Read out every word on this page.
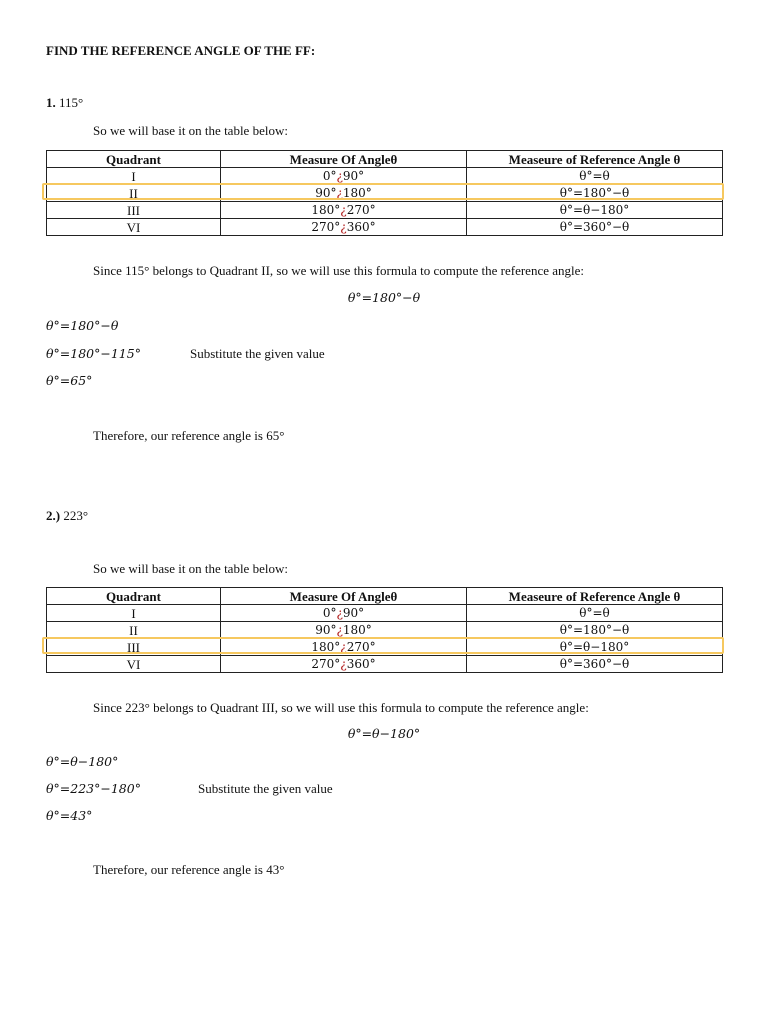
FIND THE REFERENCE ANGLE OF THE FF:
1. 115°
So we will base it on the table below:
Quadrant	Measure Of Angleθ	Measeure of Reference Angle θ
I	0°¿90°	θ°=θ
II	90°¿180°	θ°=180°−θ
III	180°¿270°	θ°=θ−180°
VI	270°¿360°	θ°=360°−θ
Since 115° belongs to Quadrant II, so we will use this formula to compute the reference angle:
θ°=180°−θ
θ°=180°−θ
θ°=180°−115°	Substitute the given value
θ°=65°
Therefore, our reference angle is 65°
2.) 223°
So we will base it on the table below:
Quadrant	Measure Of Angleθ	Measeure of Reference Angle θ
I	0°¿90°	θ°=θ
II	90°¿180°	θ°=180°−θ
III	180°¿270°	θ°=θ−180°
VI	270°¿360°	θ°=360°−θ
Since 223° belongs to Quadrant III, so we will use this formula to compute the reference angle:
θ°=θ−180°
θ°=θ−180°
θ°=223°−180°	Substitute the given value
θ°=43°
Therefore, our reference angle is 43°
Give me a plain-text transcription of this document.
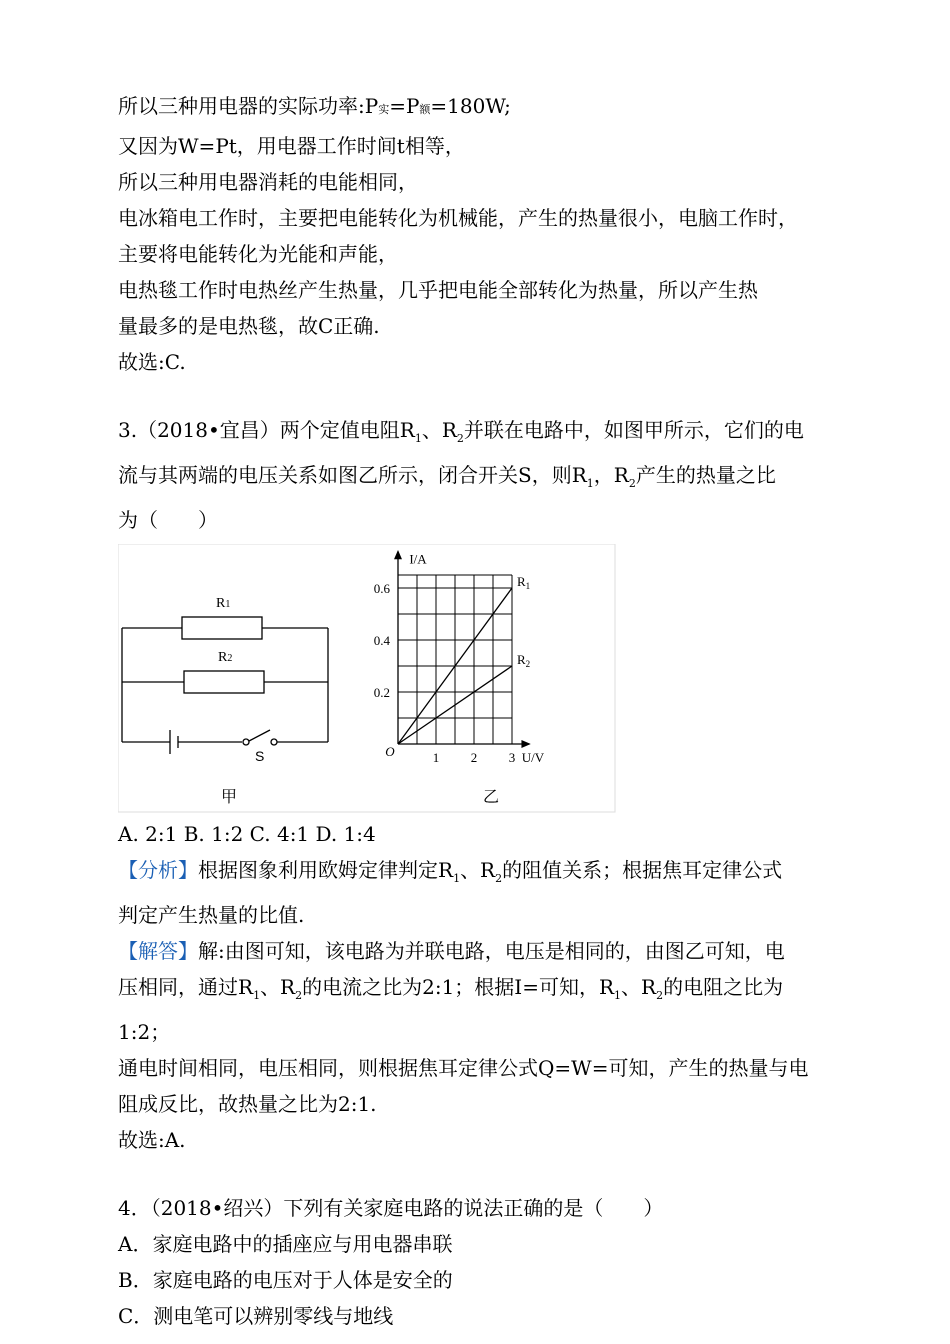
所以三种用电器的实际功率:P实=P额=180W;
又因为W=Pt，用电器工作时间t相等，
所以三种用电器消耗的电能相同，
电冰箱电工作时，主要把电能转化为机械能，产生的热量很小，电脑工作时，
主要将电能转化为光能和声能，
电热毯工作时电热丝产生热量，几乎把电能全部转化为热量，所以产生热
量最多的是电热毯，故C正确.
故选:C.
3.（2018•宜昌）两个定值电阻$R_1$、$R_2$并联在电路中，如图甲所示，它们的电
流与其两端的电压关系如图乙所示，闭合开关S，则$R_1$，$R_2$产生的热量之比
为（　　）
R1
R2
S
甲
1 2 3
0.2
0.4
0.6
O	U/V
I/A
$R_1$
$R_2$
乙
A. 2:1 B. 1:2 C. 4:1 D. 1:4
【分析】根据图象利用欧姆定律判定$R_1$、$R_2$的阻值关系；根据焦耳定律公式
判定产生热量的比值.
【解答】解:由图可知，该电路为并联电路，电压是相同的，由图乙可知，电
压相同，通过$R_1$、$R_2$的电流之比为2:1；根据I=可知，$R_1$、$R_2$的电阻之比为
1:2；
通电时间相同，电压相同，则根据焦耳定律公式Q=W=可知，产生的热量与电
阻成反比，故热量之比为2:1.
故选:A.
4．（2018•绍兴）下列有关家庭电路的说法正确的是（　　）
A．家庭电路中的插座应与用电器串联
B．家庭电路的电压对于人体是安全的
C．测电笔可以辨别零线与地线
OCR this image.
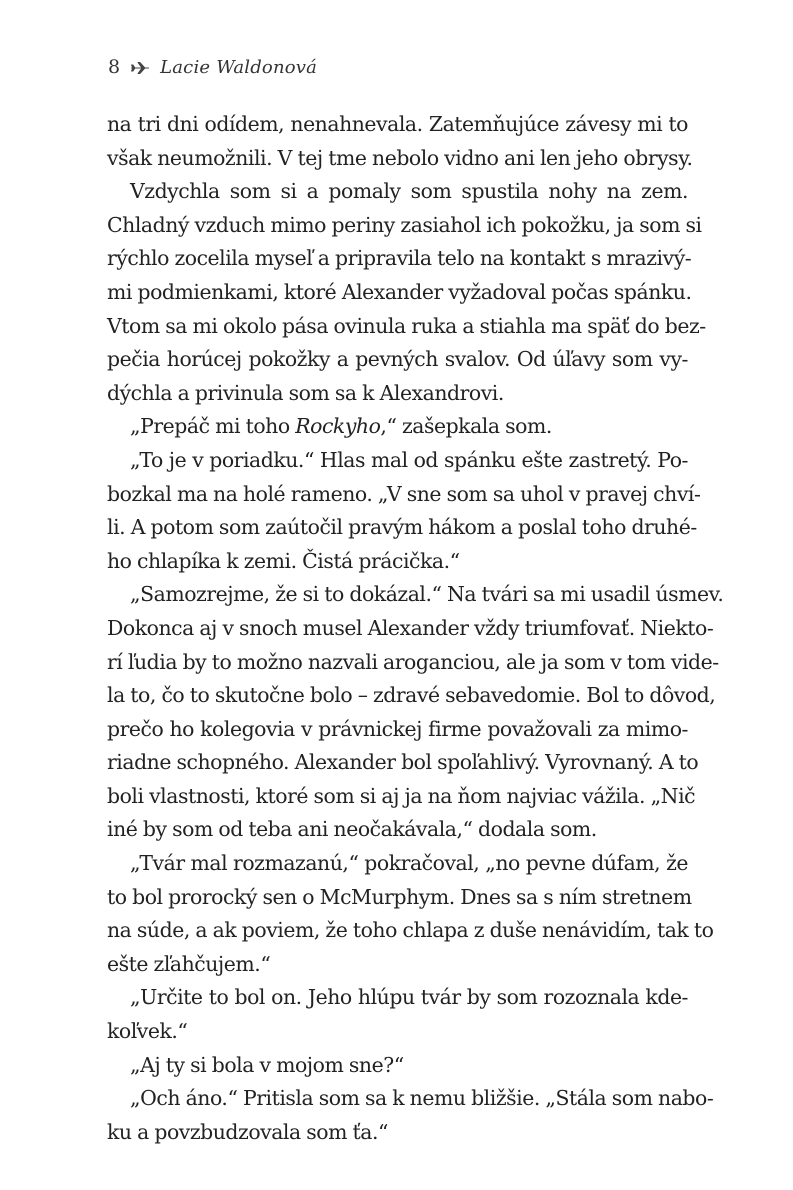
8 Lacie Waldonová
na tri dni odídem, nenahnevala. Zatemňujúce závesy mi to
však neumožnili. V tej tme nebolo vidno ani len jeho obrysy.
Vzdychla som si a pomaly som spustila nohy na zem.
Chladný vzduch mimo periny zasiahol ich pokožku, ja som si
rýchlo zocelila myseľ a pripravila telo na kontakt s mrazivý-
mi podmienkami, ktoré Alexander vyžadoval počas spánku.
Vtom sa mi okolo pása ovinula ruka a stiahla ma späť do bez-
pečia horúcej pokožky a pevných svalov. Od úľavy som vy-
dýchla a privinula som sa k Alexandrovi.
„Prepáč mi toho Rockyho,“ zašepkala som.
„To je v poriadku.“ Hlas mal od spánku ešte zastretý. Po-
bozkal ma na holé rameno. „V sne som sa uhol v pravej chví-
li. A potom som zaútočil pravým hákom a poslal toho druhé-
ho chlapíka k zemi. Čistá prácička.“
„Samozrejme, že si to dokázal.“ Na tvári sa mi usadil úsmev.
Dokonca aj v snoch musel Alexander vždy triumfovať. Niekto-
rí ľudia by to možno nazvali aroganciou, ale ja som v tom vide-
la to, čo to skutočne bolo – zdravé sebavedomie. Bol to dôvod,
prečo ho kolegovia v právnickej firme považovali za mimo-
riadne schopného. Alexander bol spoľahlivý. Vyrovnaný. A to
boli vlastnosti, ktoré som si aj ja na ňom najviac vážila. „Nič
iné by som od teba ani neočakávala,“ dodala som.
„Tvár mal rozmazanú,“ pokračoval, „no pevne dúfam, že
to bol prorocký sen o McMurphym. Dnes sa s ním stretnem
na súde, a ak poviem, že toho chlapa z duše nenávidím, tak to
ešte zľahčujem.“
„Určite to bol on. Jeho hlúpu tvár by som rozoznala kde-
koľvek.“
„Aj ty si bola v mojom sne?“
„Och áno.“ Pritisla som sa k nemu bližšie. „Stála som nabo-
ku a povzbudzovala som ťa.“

□ □ □

Working from the material above, transcribe it exactly while omitting pictures.

- [RESPONSE TO THIS TASK]
Read out every word on this page.
FIND THE REFERENCE ANGLE OF THE FF:
1. 115°
So we will base it on the table below:
Quadrant	Measure Of Angleθ	Measeure of Reference Angle θ
I	0°¿90°	θ°=θ
II	90°¿180°	θ°=180°−θ
III	180°¿270°	θ°=θ−180°
VI	270°¿360°	θ°=360°−θ
Since 115° belongs to Quadrant II, so we will use this formula to compute the reference angle:
θ°=180°−θ
θ°=180°−θ
θ°=180°−115°	Substitute the given value
θ°=65°
Therefore, our reference angle is 65°
2.) 223°
So we will base it on the table below:
Quadrant	Measure Of Angleθ	Measeure of Reference Angle θ
I	0°¿90°	θ°=θ
II	90°¿180°	θ°=180°−θ
III	180°¿270°	θ°=θ−180°
VI	270°¿360°	θ°=360°−θ
Since 223° belongs to Quadrant III, so we will use this formula to compute the reference angle:
θ°=θ−180°
θ°=θ−180°
θ°=223°−180°	Substitute the given value
θ°=43°
Therefore, our reference angle is 43°
Give me a plain-text transcription of this document.
所以三种用电器的实际功率:P实=P额=180W;
又因为W=Pt，用电器工作时间t相等，
所以三种用电器消耗的电能相同，
电冰箱电工作时，主要把电能转化为机械能，产生的热量很小，电脑工作时，
主要将电能转化为光能和声能，
电热毯工作时电热丝产生热量，几乎把电能全部转化为热量，所以产生热
量最多的是电热毯，故C正确.
故选:C.
3.（2018•宜昌）两个定值电阻$R_1$、$R_2$并联在电路中，如图甲所示，它们的电
流与其两端的电压关系如图乙所示，闭合开关S，则$R_1$，$R_2$产生的热量之比
为（　　）
R1
R2
S
甲
1 2 3
0.2
0.4
0.6
O	U/V
I/A
$R_1$
$R_2$
乙
A. 2:1 B. 1:2 C. 4:1 D. 1:4
【分析】根据图象利用欧姆定律判定$R_1$、$R_2$的阻值关系；根据焦耳定律公式
判定产生热量的比值.
【解答】解:由图可知，该电路为并联电路，电压是相同的，由图乙可知，电
压相同，通过$R_1$、$R_2$的电流之比为2:1；根据I=可知，$R_1$、$R_2$的电阻之比为
1:2；
通电时间相同，电压相同，则根据焦耳定律公式Q=W=可知，产生的热量与电
阻成反比，故热量之比为2:1.
故选:A.
4．（2018•绍兴）下列有关家庭电路的说法正确的是（　　）
A．家庭电路中的插座应与用电器串联
B．家庭电路的电压对于人体是安全的
C．测电笔可以辨别零线与地线
OCR this image.
8 Lacie Waldonová
na tri dni odídem, nenahnevala. Zatemňujúce závesy mi to
však neumožnili. V tej tme nebolo vidno ani len jeho obrysy.
Vzdychla som si a pomaly som spustila nohy na zem.
Chladný vzduch mimo periny zasiahol ich pokožku, ja som si
rýchlo zocelila myseľ a pripravila telo na kontakt s mrazivý-
mi podmienkami, ktoré Alexander vyžadoval počas spánku.
Vtom sa mi okolo pása ovinula ruka a stiahla ma späť do bez-
pečia horúcej pokožky a pevných svalov. Od úľavy som vy-
dýchla a privinula som sa k Alexandrovi.
„Prepáč mi toho Rockyho,“ zašepkala som.
„To je v poriadku.“ Hlas mal od spánku ešte zastretý. Po-
bozkal ma na holé rameno. „V sne som sa uhol v pravej chví-
li. A potom som zaútočil pravým hákom a poslal toho druhé-
ho chlapíka k zemi. Čistá prácička.“
„Samozrejme, že si to dokázal.“ Na tvári sa mi usadil úsmev.
Dokonca aj v snoch musel Alexander vždy triumfovať. Niekto-
rí ľudia by to možno nazvali aroganciou, ale ja som v tom vide-
la to, čo to skutočne bolo – zdravé sebavedomie. Bol to dôvod,
prečo ho kolegovia v právnickej firme považovali za mimo-
riadne schopného. Alexander bol spoľahlivý. Vyrovnaný. A to
boli vlastnosti, ktoré som si aj ja na ňom najviac vážila. „Nič
iné by som od teba ani neočakávala,“ dodala som.
„Tvár mal rozmazanú,“ pokračoval, „no pevne dúfam, že
to bol prorocký sen o McMurphym. Dnes sa s ním stretnem
na súde, a ak poviem, že toho chlapa z duše nenávidím, tak to
ešte zľahčujem.“
„Určite to bol on. Jeho hlúpu tvár by som rozoznala kde-
koľvek.“
„Aj ty si bola v mojom sne?“
„Och áno.“ Pritisla som sa k nemu bližšie. „Stála som nabo-
ku a povzbudzovala som ťa.“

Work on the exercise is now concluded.